● **CONSIGNA**
Enumere los países que el texto de lectura nombra como lugares desde donde hablan los argentinos sin papeles entrevistados.

● **TEXTO DE LECTURA**
Atrapados en libertad

Historias de los que se fueron y no volvieron: todavía están por allá, en busca de cierto buen pasar económico. Aunque para eso resignen muchas cosas y vivan en un constante peligro de deportación. Todos, desde el lugar del mundo que sea, quieren contar cómo hicieron, cómo les va, cómo se las rebuscan.

PRODUCCION Y TEXTOS: MARIANO BLEJMAN

lIrse es meter en un bolso lo que uno ya no es, abandonar el pago corrido por una suerte de desgracia eterna. Irse echado es cruzar océanos de precariedades para volver a toparse con otras cuestiones tan o más pendientes de un hilo como las propias. Irse echado, sin papeles, complica si el destino prefijado invita a ser clandestino. Irse para ya no volver, para encontrarse en mundos ajenos y propios, pero con una diferencia enorme: la vida puesta en función de un papel. Quedar encerrado, pero afuera. Después se es capaz de todo por el papel: poner el hombro, la cabeza, el cuerpo y el sexo. Todo por un papel, que acredite un nuevo lugar en el mundo. Toneladas de historias desperdigadas por el planeta, reunidas bajo una misma esencia: el rebusque. Los argentinos se evaporan de la Argentina, cuando el país expulsa hasta sus propios sueños. Salieron, volvieron, volvieron a salir y así están ahora, tratando de volver, encerrados en países que prometen “libertad y prosperidad”.
¿Cuántos se fueron? Las cifras hablan de 600 mil argentinos viviendo fuera del país, pero no hay datos precisos de los ilegales. El problema no es que se fueron sino que se quedaron. El No habló con argentinos sin papeles que cuentan –sin dar nombres– cómo es andar siendo nadie en tierras ajenamente propias. De España, Estados Unidos, Canadá, Suecia y Japón, entre otros, hablan del día a día cuando el miedo es la ley, cuando se es clandestino de primer mundo.

De prisa, de prisa...
Marcela tenía 29 años cuando llegó a Madrid. Dejó a su novio en Buenos Aires, y dijo que volvería por él. “Su idea –cuenta una ex amiga suya– era casarse con un español, conseguir la ciudadanía, divorciarse y llevar al argentino.” Y lo hizo, según la testigo. “Supe porque me pidió que reciba la correspondencia en mi casa; le dije que sí, pero me dio miedo y le pregunte por qué. Enamoró al español, estuvo de novia un mes y se casó.” Es ingeniera en Sistemas, estaba recién recibida y no tenía cómo hacer papeles. El novio argentino le seguía escribiendo. “Una sangre fría tremenda.” Al casamiento no llegó nadie. “Una mentira lleva a la otra”, cuenta la testigo. Pero algo se filtró. Marcela viajó a la Argentina y el esposo español descubrió todo. Ella volvió a España –¿se perdonaron?– y el argentino quedó en el olvido.

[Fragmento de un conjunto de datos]

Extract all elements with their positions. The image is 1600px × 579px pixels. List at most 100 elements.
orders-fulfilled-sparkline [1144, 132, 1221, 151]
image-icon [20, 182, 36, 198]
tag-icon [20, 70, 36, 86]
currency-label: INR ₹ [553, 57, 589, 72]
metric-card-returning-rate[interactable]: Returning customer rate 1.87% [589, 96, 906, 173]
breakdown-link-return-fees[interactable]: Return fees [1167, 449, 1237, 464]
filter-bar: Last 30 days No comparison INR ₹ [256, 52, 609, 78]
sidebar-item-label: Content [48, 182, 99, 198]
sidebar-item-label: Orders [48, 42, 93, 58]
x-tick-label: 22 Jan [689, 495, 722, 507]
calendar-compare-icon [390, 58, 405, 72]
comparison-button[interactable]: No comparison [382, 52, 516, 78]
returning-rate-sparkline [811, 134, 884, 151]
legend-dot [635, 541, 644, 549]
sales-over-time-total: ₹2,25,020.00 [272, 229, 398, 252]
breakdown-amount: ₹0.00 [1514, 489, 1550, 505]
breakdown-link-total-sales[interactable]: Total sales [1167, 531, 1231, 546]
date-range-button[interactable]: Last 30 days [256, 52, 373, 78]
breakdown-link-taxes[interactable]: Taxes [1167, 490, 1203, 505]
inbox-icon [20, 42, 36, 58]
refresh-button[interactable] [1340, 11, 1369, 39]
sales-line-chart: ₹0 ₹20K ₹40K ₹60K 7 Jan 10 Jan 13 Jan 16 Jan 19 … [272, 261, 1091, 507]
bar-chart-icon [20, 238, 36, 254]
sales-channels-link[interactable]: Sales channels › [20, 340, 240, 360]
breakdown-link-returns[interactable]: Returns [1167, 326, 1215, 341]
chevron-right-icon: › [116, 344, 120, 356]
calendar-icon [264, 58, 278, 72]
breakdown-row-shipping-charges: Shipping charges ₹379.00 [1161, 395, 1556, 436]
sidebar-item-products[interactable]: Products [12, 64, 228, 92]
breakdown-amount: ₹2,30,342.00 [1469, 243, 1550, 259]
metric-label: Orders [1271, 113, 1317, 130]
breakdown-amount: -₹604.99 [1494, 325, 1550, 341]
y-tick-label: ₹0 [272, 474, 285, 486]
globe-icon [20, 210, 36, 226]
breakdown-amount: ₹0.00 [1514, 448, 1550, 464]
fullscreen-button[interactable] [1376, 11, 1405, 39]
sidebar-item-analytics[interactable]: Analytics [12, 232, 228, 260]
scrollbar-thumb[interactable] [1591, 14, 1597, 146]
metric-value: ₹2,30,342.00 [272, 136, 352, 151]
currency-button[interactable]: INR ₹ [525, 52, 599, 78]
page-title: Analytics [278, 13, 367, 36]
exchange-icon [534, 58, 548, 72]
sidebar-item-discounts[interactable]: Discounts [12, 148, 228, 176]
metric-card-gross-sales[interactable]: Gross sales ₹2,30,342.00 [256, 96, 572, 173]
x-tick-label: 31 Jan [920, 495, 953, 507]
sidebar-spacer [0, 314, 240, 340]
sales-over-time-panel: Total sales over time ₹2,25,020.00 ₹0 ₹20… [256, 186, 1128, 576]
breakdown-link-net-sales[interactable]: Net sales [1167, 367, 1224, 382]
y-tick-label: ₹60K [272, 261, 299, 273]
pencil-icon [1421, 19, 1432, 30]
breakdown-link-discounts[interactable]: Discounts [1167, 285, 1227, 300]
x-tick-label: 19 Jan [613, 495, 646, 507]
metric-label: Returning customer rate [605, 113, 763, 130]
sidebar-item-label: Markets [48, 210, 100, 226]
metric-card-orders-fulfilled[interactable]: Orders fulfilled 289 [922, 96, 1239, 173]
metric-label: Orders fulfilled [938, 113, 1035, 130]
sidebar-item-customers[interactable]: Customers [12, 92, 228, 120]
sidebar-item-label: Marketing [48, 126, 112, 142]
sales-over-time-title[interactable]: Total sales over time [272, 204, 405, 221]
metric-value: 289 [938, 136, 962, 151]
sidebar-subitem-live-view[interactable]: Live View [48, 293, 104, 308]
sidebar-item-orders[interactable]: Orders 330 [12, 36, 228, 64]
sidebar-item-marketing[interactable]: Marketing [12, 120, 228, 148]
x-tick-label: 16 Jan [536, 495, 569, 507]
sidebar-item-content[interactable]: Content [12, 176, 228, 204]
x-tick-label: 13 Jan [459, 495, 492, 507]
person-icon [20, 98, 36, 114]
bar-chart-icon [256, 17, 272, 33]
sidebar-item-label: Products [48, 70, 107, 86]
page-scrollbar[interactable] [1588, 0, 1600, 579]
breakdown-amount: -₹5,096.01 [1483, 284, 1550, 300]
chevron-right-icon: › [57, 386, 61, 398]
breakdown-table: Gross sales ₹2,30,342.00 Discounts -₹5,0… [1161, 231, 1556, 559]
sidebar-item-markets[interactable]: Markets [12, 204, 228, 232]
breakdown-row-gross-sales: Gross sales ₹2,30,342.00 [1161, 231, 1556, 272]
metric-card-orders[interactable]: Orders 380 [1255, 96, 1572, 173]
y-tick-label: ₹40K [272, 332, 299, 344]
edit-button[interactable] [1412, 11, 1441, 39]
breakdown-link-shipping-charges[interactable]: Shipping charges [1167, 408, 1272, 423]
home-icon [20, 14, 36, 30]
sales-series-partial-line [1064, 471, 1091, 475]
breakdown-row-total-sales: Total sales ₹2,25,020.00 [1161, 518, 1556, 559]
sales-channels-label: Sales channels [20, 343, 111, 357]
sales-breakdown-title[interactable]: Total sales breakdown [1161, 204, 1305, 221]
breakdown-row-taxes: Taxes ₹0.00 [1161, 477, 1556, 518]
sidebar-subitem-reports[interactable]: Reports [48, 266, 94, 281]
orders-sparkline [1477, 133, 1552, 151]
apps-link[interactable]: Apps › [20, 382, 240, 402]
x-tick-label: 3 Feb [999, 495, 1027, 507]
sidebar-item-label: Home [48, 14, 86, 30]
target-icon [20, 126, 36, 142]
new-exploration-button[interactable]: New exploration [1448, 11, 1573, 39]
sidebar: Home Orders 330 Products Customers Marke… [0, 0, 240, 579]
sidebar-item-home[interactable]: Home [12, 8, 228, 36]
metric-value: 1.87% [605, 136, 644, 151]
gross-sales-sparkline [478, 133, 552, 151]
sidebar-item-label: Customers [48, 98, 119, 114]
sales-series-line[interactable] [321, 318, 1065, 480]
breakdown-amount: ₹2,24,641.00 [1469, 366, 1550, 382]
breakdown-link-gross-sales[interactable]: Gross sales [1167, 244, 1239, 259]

● **RESPUESTA ESCRITA**
Los países nombrados son España, Estados Unidos, Canadá, Suecia y Japón.